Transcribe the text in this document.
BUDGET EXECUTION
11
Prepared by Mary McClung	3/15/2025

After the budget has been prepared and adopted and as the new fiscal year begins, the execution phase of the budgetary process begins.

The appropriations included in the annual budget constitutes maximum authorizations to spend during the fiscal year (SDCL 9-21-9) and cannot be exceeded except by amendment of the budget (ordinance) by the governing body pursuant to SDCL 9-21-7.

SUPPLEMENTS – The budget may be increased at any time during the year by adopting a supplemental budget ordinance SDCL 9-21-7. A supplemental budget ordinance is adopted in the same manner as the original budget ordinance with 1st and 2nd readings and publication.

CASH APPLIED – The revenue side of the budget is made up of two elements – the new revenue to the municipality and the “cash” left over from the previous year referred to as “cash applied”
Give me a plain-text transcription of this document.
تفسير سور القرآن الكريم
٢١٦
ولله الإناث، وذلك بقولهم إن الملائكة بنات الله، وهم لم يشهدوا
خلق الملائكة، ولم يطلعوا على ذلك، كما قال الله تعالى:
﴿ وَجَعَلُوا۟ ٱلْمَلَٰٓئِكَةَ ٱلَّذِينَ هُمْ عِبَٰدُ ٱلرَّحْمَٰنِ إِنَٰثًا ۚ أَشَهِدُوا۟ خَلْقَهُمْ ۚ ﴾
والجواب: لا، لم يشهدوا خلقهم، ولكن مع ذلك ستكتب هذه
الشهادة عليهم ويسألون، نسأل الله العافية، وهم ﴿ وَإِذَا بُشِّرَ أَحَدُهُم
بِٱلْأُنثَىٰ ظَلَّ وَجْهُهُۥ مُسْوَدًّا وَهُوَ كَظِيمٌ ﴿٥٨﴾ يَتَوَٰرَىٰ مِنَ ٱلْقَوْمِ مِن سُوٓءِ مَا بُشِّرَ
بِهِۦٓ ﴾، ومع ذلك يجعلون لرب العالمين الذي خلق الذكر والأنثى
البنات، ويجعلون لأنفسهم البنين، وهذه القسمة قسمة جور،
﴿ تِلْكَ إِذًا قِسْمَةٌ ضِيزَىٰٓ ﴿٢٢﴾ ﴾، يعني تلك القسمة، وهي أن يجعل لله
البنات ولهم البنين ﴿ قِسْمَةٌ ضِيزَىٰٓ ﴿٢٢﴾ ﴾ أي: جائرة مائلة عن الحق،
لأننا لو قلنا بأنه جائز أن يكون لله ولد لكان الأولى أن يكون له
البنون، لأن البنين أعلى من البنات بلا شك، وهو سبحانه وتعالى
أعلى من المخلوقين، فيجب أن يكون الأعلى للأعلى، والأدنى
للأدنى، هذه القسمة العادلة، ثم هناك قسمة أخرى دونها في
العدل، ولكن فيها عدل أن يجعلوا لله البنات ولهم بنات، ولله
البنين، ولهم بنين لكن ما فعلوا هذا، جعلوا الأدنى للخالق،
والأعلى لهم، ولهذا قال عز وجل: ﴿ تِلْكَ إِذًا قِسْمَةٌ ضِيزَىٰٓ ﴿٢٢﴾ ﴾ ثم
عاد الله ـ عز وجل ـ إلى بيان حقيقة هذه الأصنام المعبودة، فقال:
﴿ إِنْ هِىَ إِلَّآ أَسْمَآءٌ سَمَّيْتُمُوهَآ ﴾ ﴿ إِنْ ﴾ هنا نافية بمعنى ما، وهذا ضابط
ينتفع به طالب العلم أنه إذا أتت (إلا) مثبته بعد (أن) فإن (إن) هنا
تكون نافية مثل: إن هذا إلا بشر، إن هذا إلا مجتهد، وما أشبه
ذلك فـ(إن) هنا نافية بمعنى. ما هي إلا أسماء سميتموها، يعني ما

——

Stated exercise: Give every line of the material that includes the string "document".

Solution to this task:
Transcribe the text in this document.
Give me a plain-text transcription of this document.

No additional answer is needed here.